SET TASK.
Extract every record, exactly as written, and ignore the pictures.

━━━━━━

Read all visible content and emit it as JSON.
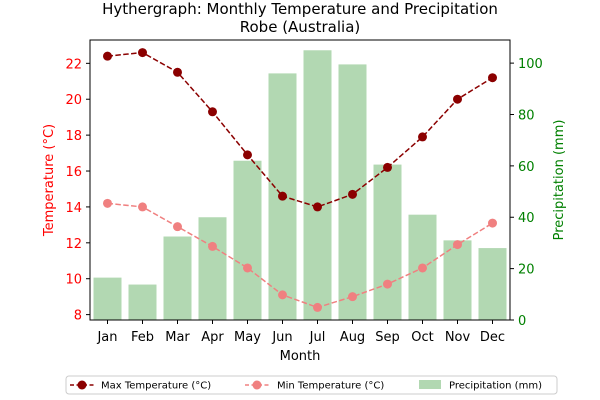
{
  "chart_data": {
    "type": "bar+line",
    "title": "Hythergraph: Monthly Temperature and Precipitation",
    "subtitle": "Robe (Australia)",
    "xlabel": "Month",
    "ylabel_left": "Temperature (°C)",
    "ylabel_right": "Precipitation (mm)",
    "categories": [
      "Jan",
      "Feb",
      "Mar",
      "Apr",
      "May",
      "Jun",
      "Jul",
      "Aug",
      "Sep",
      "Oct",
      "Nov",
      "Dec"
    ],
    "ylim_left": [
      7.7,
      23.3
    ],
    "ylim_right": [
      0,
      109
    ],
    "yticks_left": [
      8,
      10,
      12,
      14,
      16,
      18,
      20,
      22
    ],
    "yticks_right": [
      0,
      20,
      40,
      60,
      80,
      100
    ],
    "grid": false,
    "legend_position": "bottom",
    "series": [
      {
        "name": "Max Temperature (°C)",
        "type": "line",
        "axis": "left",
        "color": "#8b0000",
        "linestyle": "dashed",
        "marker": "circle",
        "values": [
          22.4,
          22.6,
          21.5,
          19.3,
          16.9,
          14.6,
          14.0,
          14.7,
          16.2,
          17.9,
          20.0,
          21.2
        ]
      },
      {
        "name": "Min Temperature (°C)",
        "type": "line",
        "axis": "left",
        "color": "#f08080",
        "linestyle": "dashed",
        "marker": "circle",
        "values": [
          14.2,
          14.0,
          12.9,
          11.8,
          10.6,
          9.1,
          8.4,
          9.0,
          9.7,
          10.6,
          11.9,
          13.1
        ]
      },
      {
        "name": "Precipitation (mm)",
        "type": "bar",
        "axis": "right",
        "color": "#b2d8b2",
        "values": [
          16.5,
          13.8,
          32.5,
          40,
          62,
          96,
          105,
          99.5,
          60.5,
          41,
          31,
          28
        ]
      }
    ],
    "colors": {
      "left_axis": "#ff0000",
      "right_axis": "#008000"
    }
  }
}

━━━━━━

EXERCISE OUTPUT.
Read all visible content and emit it as JSON.
{
  "chart_data": {
    "type": "bar+line",
    "title": "Hythergraph: Monthly Temperature and Precipitation",
    "subtitle": "Robe (Australia)",
    "xlabel": "Month",
    "ylabel_left": "Temperature (°C)",
    "ylabel_right": "Precipitation (mm)",
    "categories": [
      "Jan",
      "Feb",
      "Mar",
      "Apr",
      "May",
      "Jun",
      "Jul",
      "Aug",
      "Sep",
      "Oct",
      "Nov",
      "Dec"
    ],
    "ylim_left": [
      7.7,
      23.3
    ],
    "ylim_right": [
      0,
      109
    ],
    "yticks_left": [
      8,
      10,
      12,
      14,
      16,
      18,
      20,
      22
    ],
    "yticks_right": [
      0,
      20,
      40,
      60,
      80,
      100
    ],
    "grid": false,
    "legend_position": "bottom",
    "series": [
      {
        "name": "Max Temperature (°C)",
        "type": "line",
        "axis": "left",
        "color": "#8b0000",
        "linestyle": "dashed",
        "marker": "circle",
        "values": [
          22.4,
          22.6,
          21.5,
          19.3,
          16.9,
          14.6,
          14.0,
          14.7,
          16.2,
          17.9,
          20.0,
          21.2
        ]
      },
      {
        "name": "Min Temperature (°C)",
        "type": "line",
        "axis": "left",
        "color": "#f08080",
        "linestyle": "dashed",
        "marker": "circle",
        "values": [
          14.2,
          14.0,
          12.9,
          11.8,
          10.6,
          9.1,
          8.4,
          9.0,
          9.7,
          10.6,
          11.9,
          13.1
        ]
      },
      {
        "name": "Precipitation (mm)",
        "type": "bar",
        "axis": "right",
        "color": "#b2d8b2",
        "values": [
          16.5,
          13.8,
          32.5,
          40,
          62,
          96,
          105,
          99.5,
          60.5,
          41,
          31,
          28
        ]
      }
    ],
    "colors": {
      "left_axis": "#ff0000",
      "right_axis": "#008000"
    }
  }
}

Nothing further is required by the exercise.